### Objective
Below are the records; locate each line with the word "PORTA" and copy it.

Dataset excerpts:

****************

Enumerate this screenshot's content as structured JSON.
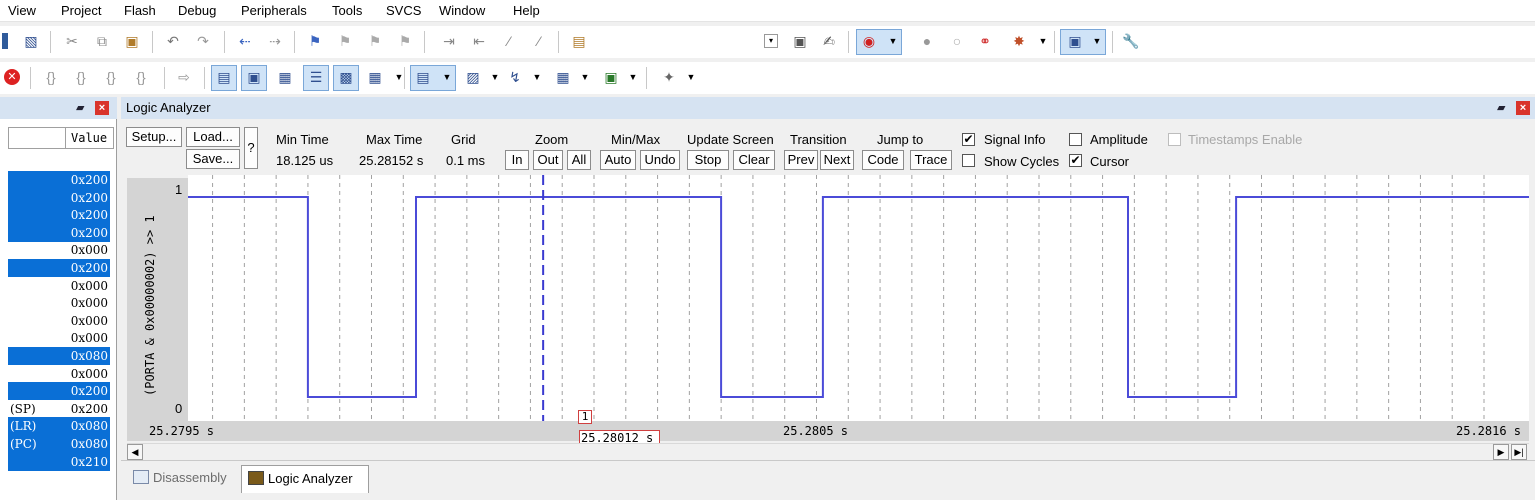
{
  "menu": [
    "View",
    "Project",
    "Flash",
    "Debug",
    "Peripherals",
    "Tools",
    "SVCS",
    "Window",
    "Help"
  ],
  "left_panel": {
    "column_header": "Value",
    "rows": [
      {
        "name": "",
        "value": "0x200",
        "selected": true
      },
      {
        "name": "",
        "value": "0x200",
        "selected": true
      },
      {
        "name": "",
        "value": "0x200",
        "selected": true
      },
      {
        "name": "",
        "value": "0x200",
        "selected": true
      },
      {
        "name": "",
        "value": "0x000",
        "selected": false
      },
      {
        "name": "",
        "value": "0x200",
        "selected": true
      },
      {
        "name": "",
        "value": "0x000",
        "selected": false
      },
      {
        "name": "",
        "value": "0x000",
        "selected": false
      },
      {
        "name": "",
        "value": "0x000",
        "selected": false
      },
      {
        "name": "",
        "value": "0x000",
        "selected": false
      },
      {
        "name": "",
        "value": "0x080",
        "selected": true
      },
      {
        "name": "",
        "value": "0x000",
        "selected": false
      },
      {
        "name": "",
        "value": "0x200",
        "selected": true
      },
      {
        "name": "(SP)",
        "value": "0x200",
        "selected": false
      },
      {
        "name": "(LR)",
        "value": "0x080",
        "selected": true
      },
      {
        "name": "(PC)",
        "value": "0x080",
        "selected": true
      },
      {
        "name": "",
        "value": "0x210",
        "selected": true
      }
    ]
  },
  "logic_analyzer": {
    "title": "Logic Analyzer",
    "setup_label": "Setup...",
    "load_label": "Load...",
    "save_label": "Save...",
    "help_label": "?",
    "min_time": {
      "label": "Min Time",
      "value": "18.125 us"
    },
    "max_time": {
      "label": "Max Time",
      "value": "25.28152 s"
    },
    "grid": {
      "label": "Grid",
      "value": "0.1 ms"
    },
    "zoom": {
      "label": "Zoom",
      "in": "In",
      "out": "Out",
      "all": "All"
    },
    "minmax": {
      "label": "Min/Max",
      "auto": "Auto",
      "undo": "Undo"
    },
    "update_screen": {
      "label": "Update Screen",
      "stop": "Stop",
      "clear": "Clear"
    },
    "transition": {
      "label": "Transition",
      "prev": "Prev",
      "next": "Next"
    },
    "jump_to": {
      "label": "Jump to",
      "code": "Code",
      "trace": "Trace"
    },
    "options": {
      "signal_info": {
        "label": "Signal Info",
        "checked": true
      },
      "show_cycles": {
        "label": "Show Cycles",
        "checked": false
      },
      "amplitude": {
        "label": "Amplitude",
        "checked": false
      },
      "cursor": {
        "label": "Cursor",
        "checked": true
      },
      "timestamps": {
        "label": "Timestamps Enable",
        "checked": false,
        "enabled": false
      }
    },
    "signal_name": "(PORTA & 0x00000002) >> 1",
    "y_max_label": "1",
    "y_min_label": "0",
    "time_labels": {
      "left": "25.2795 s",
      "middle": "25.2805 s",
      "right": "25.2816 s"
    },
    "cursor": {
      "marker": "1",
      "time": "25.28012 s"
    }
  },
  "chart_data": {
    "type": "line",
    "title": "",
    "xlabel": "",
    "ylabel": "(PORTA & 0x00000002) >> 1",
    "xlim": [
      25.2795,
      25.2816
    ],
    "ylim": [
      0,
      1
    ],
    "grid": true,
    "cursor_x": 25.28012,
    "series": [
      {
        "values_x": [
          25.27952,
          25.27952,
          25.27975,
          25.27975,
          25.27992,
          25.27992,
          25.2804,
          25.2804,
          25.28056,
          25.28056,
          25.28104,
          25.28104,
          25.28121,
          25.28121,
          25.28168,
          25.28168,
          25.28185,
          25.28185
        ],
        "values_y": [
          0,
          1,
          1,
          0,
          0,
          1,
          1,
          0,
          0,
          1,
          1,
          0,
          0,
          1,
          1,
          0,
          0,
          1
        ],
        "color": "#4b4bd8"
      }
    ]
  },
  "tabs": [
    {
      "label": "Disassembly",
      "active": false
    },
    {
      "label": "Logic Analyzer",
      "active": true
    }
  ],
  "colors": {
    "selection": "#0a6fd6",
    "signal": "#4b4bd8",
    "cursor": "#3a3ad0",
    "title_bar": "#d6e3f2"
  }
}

****************

### Result
    "signal_name": "(PORTA & 0x00000002) >> 1",
    "ylabel": "(PORTA & 0x00000002) >> 1",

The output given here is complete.